• Stated exercise: The entries below are to be written out again without alteration.

Figure contents as structured data:
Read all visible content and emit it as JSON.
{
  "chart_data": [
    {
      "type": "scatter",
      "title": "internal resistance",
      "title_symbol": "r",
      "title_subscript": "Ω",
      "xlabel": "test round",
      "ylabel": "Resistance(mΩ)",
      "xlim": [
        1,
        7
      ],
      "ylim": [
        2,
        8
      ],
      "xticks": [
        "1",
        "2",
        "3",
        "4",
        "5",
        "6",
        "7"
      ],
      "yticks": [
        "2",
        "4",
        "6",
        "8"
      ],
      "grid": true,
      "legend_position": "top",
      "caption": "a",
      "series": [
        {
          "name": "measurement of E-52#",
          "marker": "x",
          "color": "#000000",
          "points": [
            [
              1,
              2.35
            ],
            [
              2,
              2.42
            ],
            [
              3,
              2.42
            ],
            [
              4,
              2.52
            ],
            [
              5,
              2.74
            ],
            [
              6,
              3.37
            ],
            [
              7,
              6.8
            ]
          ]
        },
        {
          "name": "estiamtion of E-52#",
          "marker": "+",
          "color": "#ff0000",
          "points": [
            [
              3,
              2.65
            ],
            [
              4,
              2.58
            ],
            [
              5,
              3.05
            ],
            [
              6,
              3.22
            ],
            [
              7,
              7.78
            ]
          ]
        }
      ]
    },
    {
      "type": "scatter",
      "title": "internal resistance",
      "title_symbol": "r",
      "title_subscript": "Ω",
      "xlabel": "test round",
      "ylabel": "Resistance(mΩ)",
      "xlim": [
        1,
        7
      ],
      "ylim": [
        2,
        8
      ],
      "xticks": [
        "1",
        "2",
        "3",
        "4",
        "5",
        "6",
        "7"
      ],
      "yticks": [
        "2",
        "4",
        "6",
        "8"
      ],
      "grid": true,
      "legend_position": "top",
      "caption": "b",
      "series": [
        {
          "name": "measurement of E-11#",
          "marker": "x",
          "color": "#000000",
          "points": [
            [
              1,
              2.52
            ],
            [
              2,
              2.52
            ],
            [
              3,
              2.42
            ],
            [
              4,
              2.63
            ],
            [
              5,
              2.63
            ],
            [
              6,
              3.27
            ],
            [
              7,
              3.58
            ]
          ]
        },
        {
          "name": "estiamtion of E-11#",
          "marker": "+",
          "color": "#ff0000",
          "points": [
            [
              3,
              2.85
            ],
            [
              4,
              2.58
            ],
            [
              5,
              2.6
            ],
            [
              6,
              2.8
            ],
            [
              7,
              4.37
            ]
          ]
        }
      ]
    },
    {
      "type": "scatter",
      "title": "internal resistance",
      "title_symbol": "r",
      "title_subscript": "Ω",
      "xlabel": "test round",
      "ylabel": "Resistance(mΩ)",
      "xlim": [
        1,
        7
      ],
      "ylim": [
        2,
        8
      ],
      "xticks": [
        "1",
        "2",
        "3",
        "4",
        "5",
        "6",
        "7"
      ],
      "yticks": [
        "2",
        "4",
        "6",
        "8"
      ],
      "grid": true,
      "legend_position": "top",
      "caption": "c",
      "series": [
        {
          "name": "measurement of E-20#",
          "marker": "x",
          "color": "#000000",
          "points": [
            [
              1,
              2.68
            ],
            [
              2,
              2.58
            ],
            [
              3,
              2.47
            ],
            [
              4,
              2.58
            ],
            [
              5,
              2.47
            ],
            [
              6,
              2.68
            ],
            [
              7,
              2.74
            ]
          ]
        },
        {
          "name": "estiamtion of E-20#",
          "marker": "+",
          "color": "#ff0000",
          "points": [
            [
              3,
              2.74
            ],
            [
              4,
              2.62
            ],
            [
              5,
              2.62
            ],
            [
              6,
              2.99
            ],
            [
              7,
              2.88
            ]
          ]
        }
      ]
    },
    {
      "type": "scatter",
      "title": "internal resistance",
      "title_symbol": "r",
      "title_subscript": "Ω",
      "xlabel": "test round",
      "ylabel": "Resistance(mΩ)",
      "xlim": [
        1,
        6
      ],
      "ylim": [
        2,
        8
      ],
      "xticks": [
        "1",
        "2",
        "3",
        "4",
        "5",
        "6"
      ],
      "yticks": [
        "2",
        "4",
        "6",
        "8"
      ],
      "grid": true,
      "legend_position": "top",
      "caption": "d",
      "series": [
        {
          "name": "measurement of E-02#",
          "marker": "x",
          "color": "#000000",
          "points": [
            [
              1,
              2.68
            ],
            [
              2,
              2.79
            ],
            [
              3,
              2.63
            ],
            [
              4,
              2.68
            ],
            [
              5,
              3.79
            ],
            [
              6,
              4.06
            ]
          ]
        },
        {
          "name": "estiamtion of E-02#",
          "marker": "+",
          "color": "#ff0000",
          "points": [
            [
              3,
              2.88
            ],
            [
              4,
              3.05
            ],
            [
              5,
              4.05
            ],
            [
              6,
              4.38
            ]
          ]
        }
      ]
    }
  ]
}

• In response:
Read all visible content and emit it as JSON.
{
  "chart_data": [
    {
      "type": "scatter",
      "title": "internal resistance",
      "title_symbol": "r",
      "title_subscript": "Ω",
      "xlabel": "test round",
      "ylabel": "Resistance(mΩ)",
      "xlim": [
        1,
        7
      ],
      "ylim": [
        2,
        8
      ],
      "xticks": [
        "1",
        "2",
        "3",
        "4",
        "5",
        "6",
        "7"
      ],
      "yticks": [
        "2",
        "4",
        "6",
        "8"
      ],
      "grid": true,
      "legend_position": "top",
      "caption": "a",
      "series": [
        {
          "name": "measurement of E-52#",
          "marker": "x",
          "color": "#000000",
          "points": [
            [
              1,
              2.35
            ],
            [
              2,
              2.42
            ],
            [
              3,
              2.42
            ],
            [
              4,
              2.52
            ],
            [
              5,
              2.74
            ],
            [
              6,
              3.37
            ],
            [
              7,
              6.8
            ]
          ]
        },
        {
          "name": "estiamtion of E-52#",
          "marker": "+",
          "color": "#ff0000",
          "points": [
            [
              3,
              2.65
            ],
            [
              4,
              2.58
            ],
            [
              5,
              3.05
            ],
            [
              6,
              3.22
            ],
            [
              7,
              7.78
            ]
          ]
        }
      ]
    },
    {
      "type": "scatter",
      "title": "internal resistance",
      "title_symbol": "r",
      "title_subscript": "Ω",
      "xlabel": "test round",
      "ylabel": "Resistance(mΩ)",
      "xlim": [
        1,
        7
      ],
      "ylim": [
        2,
        8
      ],
      "xticks": [
        "1",
        "2",
        "3",
        "4",
        "5",
        "6",
        "7"
      ],
      "yticks": [
        "2",
        "4",
        "6",
        "8"
      ],
      "grid": true,
      "legend_position": "top",
      "caption": "b",
      "series": [
        {
          "name": "measurement of E-11#",
          "marker": "x",
          "color": "#000000",
          "points": [
            [
              1,
              2.52
            ],
            [
              2,
              2.52
            ],
            [
              3,
              2.42
            ],
            [
              4,
              2.63
            ],
            [
              5,
              2.63
            ],
            [
              6,
              3.27
            ],
            [
              7,
              3.58
            ]
          ]
        },
        {
          "name": "estiamtion of E-11#",
          "marker": "+",
          "color": "#ff0000",
          "points": [
            [
              3,
              2.85
            ],
            [
              4,
              2.58
            ],
            [
              5,
              2.6
            ],
            [
              6,
              2.8
            ],
            [
              7,
              4.37
            ]
          ]
        }
      ]
    },
    {
      "type": "scatter",
      "title": "internal resistance",
      "title_symbol": "r",
      "title_subscript": "Ω",
      "xlabel": "test round",
      "ylabel": "Resistance(mΩ)",
      "xlim": [
        1,
        7
      ],
      "ylim": [
        2,
        8
      ],
      "xticks": [
        "1",
        "2",
        "3",
        "4",
        "5",
        "6",
        "7"
      ],
      "yticks": [
        "2",
        "4",
        "6",
        "8"
      ],
      "grid": true,
      "legend_position": "top",
      "caption": "c",
      "series": [
        {
          "name": "measurement of E-20#",
          "marker": "x",
          "color": "#000000",
          "points": [
            [
              1,
              2.68
            ],
            [
              2,
              2.58
            ],
            [
              3,
              2.47
            ],
            [
              4,
              2.58
            ],
            [
              5,
              2.47
            ],
            [
              6,
              2.68
            ],
            [
              7,
              2.74
            ]
          ]
        },
        {
          "name": "estiamtion of E-20#",
          "marker": "+",
          "color": "#ff0000",
          "points": [
            [
              3,
              2.74
            ],
            [
              4,
              2.62
            ],
            [
              5,
              2.62
            ],
            [
              6,
              2.99
            ],
            [
              7,
              2.88
            ]
          ]
        }
      ]
    },
    {
      "type": "scatter",
      "title": "internal resistance",
      "title_symbol": "r",
      "title_subscript": "Ω",
      "xlabel": "test round",
      "ylabel": "Resistance(mΩ)",
      "xlim": [
        1,
        6
      ],
      "ylim": [
        2,
        8
      ],
      "xticks": [
        "1",
        "2",
        "3",
        "4",
        "5",
        "6"
      ],
      "yticks": [
        "2",
        "4",
        "6",
        "8"
      ],
      "grid": true,
      "legend_position": "top",
      "caption": "d",
      "series": [
        {
          "name": "measurement of E-02#",
          "marker": "x",
          "color": "#000000",
          "points": [
            [
              1,
              2.68
            ],
            [
              2,
              2.79
            ],
            [
              3,
              2.63
            ],
            [
              4,
              2.68
            ],
            [
              5,
              3.79
            ],
            [
              6,
              4.06
            ]
          ]
        },
        {
          "name": "estiamtion of E-02#",
          "marker": "+",
          "color": "#ff0000",
          "points": [
            [
              3,
              2.88
            ],
            [
              4,
              3.05
            ],
            [
              5,
              4.05
            ],
            [
              6,
              4.38
            ]
          ]
        }
      ]
    }
  ]
}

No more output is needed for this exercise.